**Exercise passage:**

┄┄┄┄┄┄┄┄┄┄

The Kino shares one extra with the MoC: a 40-minute making of. Exclusive to the Kino: an audio commentary by historian Noah Isenberg and a bonus DVD that includes the international export cut of the film (a third set of cameras shot a cut intended for the American market as well). This is a nice curiosity to have, but the unrestored image is so murky, it mostly acts to foster more gratitude for the restoration of the original cut.
Kino Lorber / 1924 / Black and white / 1.33:1 / 90 min / $29.95
If you’re a cat person — and if you’re not, have you really given them a chance? — Kedi is like, well, catnip. Seriously, I’m not sure how you wouldn’t enjoy this 80-minute dopamine activator, which documents the lives of Istanbul street cats, who enjoy a laid-back symbiosis with their human cohabitators. Some are closer to our traditional notions of pets, but many symbolize the true essence of cathood: amiable independence.
Cats are characters in Kedi — among the featured players are devoted mother Sari (also known as Yellowshit), polite deli-meat lover Duman and jealous lover Psikopat — and director Ceyda Torun and cinematographers Charlie Wuppermann and Alp Korfali do a remarkable job following a dozen or so cats through their daily routines as if they were willing participants in the making of the documentary.

┄┄┄┄┄┄┄┄┄┄

**Dataset:**
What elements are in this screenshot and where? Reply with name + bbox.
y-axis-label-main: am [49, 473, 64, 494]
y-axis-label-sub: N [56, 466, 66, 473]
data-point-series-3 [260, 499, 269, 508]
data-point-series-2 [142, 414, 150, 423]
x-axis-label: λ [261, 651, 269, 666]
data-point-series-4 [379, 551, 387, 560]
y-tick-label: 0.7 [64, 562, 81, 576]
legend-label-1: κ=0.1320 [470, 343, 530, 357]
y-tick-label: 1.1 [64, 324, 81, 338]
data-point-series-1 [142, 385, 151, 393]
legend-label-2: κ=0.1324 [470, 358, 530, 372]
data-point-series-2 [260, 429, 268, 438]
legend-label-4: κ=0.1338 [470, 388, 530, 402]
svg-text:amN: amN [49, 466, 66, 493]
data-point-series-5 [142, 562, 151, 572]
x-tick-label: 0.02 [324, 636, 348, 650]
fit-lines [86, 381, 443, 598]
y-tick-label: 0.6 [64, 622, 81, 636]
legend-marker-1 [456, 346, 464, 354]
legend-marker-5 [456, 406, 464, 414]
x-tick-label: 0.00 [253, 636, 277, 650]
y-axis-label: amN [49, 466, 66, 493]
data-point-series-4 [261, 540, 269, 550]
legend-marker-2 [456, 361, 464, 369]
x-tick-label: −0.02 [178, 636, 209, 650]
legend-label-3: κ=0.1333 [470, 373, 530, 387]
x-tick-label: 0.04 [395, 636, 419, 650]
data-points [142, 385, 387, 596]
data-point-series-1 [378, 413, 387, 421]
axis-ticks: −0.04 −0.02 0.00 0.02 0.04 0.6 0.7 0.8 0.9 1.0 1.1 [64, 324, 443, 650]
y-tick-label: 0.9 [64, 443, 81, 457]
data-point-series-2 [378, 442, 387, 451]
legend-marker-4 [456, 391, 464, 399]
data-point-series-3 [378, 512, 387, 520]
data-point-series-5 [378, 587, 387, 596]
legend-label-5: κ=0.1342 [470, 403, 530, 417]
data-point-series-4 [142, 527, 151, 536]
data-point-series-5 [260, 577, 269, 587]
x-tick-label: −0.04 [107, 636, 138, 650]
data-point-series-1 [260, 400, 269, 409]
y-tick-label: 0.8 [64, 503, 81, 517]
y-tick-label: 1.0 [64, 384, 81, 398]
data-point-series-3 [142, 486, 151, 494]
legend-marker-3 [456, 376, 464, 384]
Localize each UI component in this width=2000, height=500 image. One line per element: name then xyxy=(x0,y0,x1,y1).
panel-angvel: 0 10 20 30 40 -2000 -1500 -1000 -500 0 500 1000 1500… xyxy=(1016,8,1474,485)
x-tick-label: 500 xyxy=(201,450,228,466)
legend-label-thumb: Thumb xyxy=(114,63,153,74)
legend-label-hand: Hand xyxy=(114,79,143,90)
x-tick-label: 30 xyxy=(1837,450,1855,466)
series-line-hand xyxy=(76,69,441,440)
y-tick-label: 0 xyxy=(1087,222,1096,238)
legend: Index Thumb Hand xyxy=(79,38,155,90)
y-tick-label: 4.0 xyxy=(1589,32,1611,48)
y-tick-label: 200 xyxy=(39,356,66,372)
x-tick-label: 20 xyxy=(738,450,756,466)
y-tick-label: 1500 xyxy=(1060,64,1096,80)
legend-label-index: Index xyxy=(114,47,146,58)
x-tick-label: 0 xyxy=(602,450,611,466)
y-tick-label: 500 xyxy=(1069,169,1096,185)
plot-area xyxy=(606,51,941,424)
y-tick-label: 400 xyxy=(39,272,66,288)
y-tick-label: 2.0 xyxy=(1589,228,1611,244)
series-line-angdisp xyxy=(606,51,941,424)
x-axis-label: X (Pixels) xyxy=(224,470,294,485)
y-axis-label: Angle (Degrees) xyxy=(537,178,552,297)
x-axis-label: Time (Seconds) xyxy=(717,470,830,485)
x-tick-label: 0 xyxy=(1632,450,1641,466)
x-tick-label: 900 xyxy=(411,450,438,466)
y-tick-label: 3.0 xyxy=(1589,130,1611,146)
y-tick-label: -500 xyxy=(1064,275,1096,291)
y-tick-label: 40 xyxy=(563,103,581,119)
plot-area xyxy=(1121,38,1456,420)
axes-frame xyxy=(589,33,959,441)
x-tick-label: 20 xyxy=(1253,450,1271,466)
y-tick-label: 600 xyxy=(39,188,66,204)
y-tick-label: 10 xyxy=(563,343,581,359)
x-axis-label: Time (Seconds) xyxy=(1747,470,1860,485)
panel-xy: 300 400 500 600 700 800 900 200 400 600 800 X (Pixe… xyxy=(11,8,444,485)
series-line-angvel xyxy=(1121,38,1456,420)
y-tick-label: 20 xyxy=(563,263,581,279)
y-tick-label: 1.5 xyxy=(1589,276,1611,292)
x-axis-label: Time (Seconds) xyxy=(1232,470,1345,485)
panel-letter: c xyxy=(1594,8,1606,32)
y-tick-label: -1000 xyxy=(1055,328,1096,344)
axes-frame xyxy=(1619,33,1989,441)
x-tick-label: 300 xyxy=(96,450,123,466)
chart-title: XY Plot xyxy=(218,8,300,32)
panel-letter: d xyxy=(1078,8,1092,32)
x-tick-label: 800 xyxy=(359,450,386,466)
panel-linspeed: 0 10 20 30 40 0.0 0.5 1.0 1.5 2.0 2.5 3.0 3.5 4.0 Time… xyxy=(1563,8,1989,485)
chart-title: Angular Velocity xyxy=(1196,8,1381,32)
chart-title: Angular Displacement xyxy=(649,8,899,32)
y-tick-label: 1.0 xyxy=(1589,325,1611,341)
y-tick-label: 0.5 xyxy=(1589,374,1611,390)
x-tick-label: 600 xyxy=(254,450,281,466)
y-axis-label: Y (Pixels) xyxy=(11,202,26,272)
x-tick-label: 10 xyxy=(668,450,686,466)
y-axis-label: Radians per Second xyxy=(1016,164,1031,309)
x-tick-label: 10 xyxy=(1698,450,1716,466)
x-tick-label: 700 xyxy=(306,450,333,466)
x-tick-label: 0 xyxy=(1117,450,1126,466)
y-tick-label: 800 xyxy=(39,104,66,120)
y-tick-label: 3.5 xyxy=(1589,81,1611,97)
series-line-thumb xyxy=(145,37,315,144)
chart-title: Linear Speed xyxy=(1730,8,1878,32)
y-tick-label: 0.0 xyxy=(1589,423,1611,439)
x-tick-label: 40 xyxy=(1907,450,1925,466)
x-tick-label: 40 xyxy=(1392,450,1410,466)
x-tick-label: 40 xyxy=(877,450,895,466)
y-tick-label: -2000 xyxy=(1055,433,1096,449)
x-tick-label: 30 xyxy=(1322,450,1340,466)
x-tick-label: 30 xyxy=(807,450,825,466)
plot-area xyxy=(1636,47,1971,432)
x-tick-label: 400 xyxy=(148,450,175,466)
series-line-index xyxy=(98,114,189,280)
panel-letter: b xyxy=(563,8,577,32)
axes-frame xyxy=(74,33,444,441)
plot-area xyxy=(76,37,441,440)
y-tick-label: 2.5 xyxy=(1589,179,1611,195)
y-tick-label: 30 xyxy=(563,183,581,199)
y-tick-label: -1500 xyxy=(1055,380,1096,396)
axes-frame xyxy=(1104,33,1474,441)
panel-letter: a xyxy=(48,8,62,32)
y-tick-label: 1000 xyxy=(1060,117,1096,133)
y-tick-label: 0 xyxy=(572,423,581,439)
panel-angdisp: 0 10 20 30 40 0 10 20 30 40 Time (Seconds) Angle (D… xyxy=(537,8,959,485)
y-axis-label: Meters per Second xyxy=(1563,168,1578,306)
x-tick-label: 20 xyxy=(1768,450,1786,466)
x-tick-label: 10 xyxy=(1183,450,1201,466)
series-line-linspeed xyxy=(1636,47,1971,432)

┄┄┄┄┄┄┄┄┄┄

**Goal of the exercise:**
Name every person named in the film review above.

**Output:**
Noah Isenberg, Ceyda Torun, Charlie Wuppermann, Alp Korfali